(Dataset entries)
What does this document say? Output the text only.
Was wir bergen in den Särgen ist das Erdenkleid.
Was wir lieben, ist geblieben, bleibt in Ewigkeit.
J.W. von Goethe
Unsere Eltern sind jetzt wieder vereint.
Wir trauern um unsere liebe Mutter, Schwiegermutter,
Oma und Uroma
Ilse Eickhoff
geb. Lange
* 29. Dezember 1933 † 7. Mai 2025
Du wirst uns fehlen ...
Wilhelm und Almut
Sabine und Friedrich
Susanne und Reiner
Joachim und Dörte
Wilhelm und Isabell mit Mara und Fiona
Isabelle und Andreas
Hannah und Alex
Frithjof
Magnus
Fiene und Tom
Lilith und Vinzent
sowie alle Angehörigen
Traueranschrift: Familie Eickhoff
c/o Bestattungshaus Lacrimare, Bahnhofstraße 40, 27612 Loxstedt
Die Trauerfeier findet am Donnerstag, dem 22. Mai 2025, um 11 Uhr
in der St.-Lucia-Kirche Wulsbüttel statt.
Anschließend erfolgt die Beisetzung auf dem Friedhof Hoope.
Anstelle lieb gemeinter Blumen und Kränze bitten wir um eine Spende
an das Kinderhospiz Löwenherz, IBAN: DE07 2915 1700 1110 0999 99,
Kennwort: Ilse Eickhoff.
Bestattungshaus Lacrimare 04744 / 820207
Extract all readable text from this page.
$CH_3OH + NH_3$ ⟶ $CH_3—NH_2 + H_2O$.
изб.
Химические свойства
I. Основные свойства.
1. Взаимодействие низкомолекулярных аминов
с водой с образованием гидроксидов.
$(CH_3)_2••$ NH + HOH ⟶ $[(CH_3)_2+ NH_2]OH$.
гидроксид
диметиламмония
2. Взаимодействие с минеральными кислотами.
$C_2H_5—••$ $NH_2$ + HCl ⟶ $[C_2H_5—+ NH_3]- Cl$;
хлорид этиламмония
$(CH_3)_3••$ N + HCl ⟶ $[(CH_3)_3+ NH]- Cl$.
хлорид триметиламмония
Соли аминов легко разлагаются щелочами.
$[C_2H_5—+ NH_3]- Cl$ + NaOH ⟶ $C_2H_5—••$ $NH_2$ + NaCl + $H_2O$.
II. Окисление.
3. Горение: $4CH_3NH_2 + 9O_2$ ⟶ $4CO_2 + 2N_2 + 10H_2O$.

§ GIVEN EXERCISE
Check the data for the word "text" and pull out the lines that have it.

§ SOLUTION FOR THIS EXERCISE
What does this document say? Output the text only.
Extract all readable text from this page.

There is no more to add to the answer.